┌─ TASK INPUTS

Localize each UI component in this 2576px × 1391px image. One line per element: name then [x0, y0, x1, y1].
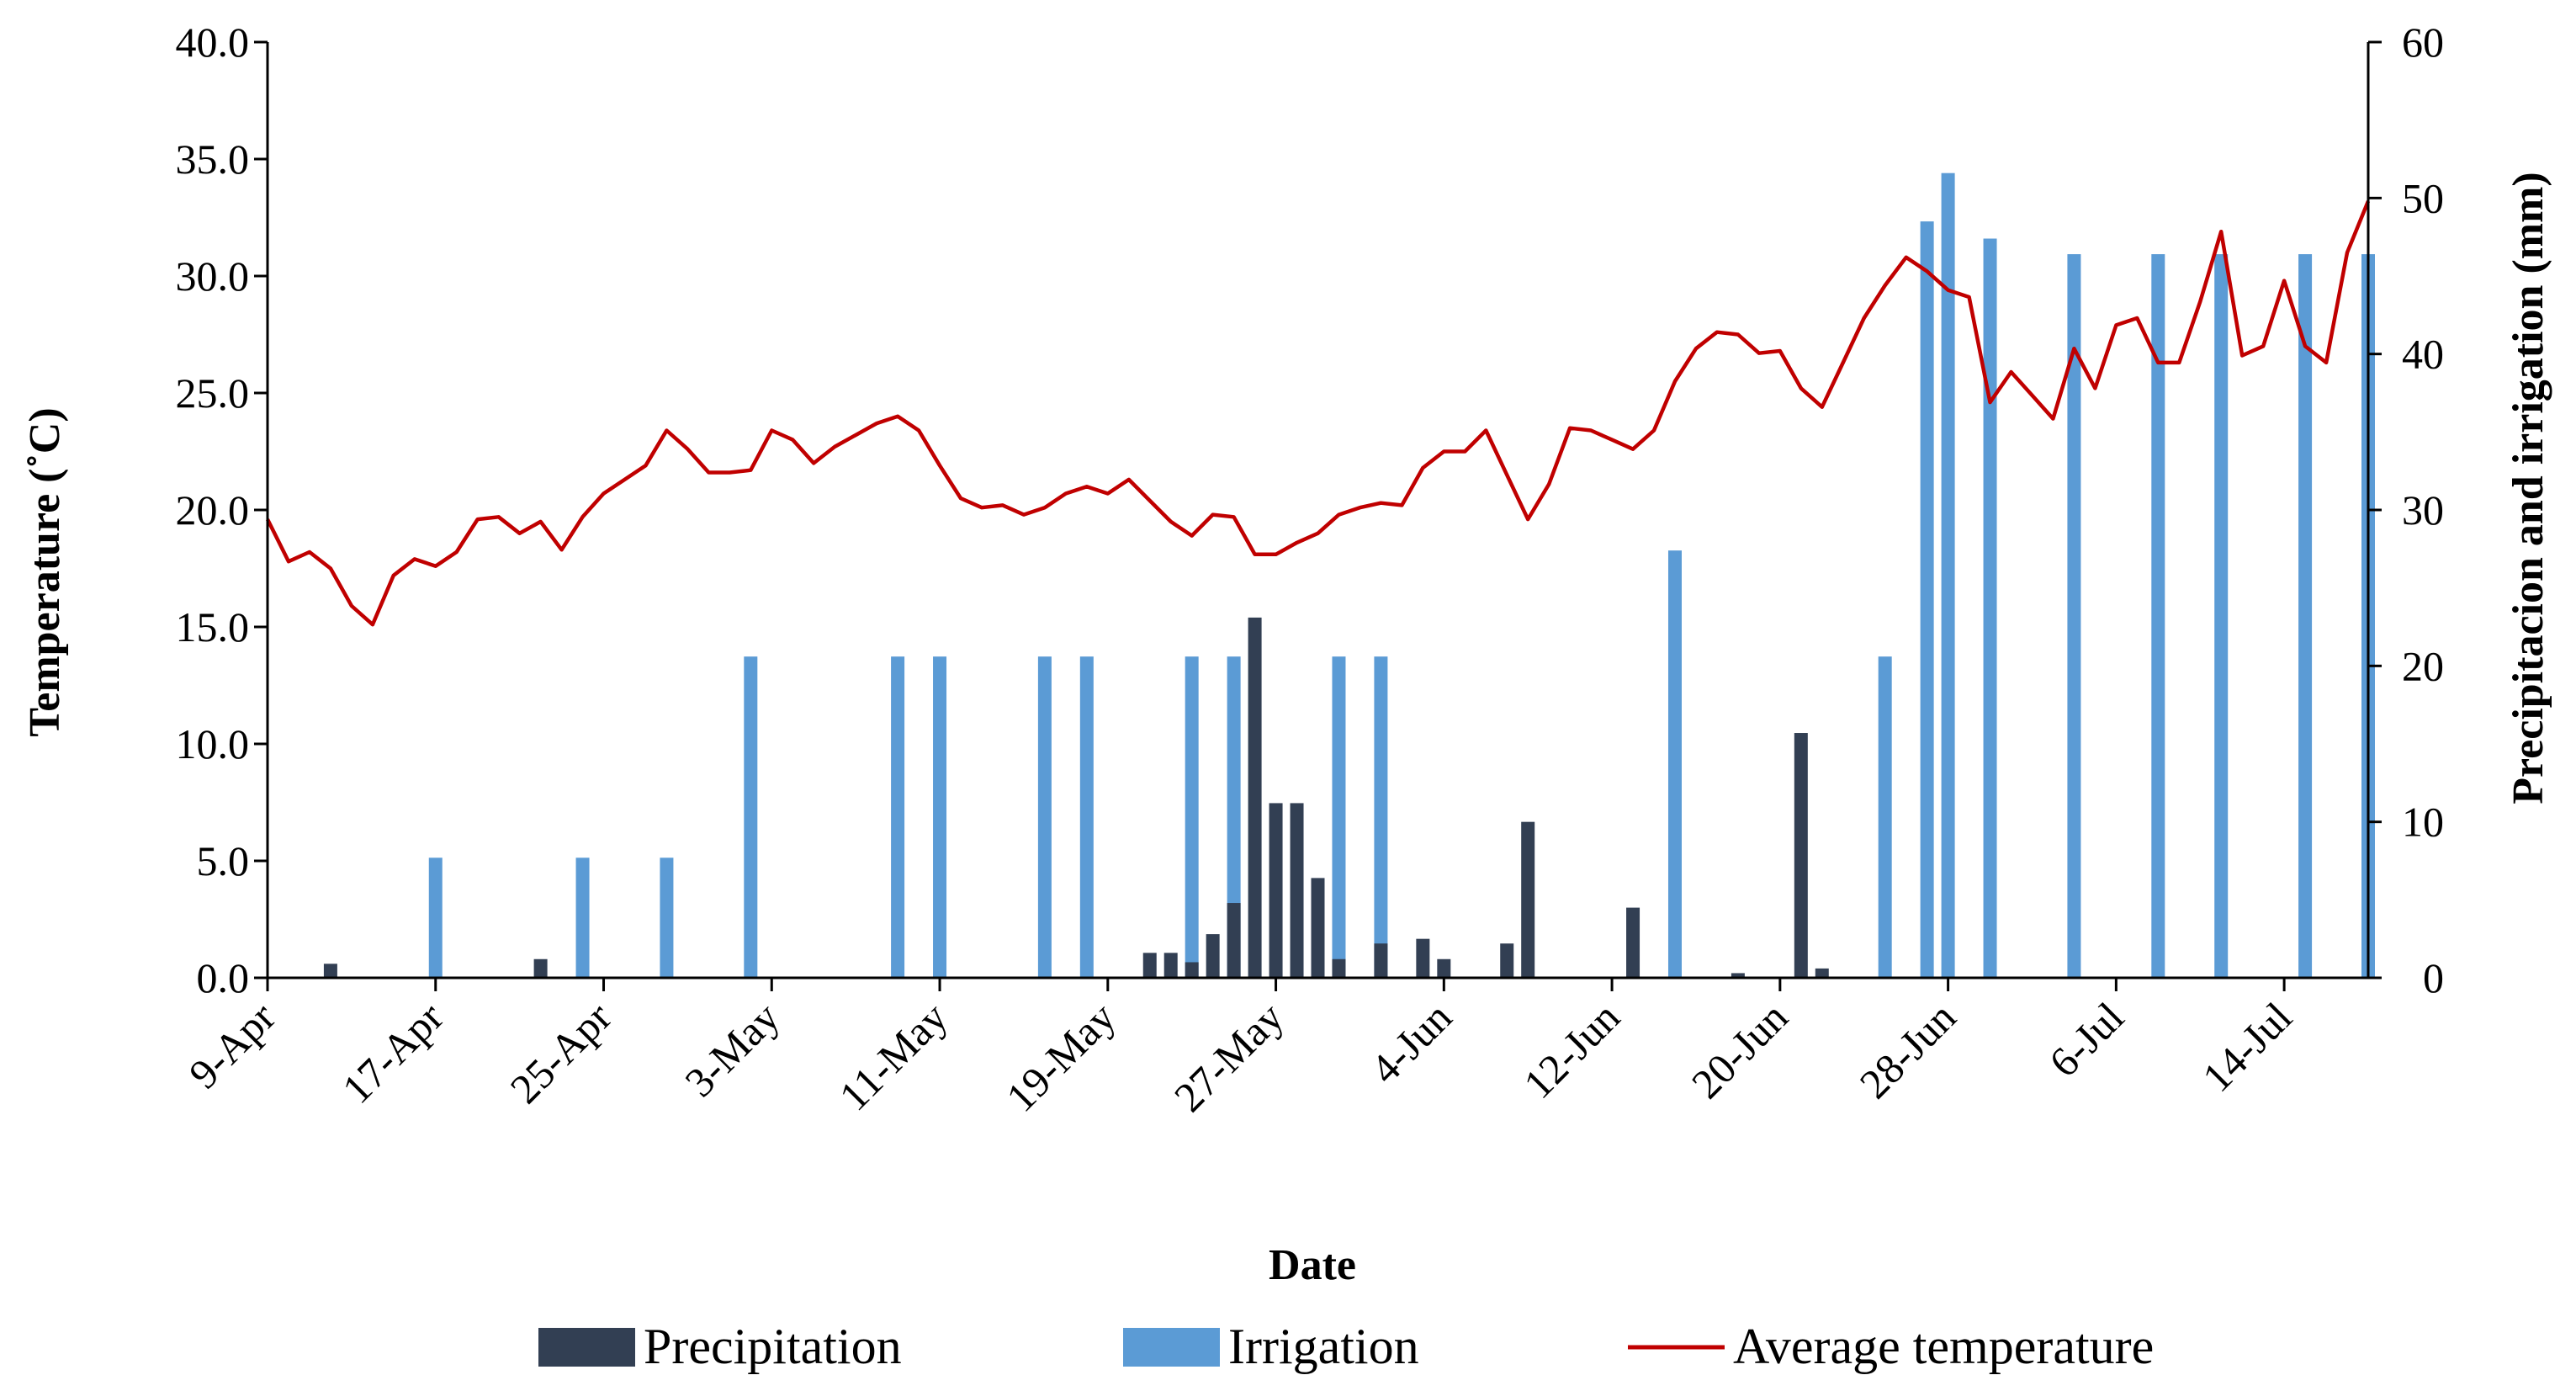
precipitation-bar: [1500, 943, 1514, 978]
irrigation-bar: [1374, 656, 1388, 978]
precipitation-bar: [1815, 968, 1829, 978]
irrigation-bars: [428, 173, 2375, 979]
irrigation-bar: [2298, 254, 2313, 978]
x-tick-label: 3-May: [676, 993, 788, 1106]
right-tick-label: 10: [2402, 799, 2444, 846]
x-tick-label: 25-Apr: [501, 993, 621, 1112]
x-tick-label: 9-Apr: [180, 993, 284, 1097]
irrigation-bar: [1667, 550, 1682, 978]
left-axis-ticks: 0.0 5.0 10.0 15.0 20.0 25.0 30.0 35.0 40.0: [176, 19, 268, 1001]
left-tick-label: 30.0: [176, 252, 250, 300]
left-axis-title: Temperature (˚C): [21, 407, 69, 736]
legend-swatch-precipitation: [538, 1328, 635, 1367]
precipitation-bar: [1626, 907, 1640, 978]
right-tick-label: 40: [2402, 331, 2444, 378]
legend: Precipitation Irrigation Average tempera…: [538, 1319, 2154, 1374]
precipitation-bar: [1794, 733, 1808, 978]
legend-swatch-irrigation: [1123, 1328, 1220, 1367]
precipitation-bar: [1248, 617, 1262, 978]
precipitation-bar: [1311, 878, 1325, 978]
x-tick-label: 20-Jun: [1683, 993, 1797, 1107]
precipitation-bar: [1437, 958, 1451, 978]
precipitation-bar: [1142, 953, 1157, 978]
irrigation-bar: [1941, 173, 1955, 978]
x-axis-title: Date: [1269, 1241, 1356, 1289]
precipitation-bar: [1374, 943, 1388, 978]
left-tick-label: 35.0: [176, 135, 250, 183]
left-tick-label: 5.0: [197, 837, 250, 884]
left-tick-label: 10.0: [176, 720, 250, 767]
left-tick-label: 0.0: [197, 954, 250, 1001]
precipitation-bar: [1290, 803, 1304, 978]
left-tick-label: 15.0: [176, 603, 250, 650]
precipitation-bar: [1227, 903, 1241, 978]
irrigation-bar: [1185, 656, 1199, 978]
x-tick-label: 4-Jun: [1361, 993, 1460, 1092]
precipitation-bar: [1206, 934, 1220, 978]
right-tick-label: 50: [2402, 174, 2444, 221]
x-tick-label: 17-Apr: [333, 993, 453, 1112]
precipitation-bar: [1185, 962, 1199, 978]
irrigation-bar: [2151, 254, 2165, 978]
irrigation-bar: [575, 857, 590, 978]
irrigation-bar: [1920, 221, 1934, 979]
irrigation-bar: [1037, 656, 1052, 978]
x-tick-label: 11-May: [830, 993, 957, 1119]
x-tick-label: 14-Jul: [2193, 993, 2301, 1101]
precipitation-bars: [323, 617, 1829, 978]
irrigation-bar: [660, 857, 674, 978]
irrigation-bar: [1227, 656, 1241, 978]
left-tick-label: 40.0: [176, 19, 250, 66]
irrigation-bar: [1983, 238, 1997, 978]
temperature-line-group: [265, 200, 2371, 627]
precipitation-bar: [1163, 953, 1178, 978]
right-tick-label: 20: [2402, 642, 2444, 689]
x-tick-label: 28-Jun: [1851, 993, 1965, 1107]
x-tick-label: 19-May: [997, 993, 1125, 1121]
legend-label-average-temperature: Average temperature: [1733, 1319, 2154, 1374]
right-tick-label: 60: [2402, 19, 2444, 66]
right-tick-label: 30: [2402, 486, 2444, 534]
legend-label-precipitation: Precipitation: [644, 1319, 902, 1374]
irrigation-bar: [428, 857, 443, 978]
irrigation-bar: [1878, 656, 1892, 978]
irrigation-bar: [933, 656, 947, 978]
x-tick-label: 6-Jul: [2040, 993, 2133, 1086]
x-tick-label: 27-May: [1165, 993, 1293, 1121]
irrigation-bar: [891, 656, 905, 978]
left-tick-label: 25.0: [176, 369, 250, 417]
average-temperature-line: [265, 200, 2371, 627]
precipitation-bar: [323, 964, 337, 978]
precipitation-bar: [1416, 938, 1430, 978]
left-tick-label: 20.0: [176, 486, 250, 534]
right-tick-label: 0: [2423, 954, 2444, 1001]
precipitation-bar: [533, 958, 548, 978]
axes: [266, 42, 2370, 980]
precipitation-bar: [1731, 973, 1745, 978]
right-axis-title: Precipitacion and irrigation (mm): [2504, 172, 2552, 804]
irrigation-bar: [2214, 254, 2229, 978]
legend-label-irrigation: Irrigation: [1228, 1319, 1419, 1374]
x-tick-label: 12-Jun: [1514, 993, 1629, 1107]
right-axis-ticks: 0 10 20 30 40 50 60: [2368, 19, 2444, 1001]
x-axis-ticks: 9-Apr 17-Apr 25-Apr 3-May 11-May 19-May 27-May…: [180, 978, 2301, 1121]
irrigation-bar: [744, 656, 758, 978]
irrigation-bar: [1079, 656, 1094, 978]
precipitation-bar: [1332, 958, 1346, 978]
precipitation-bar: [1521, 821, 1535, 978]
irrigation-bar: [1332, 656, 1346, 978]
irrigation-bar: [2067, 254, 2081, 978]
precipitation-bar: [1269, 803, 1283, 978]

└─

Output the material above, the stretch from the line containing "precipitation-bar: [1500, 943, 1514, 978]" through the line containing "irrigation-bar: [1667, 550, 1682, 978]", with every line unchanged.

precipitation-bar: [1500, 943, 1514, 978]
irrigation-bar: [1374, 656, 1388, 978]
precipitation-bar: [1815, 968, 1829, 978]
irrigation-bars: [428, 173, 2375, 979]
irrigation-bar: [2298, 254, 2313, 978]
x-tick-label: 3-May: [676, 993, 788, 1106]
right-tick-label: 10: [2402, 799, 2444, 846]
x-tick-label: 25-Apr: [501, 993, 621, 1112]
x-tick-label: 9-Apr: [180, 993, 284, 1097]
irrigation-bar: [1667, 550, 1682, 978]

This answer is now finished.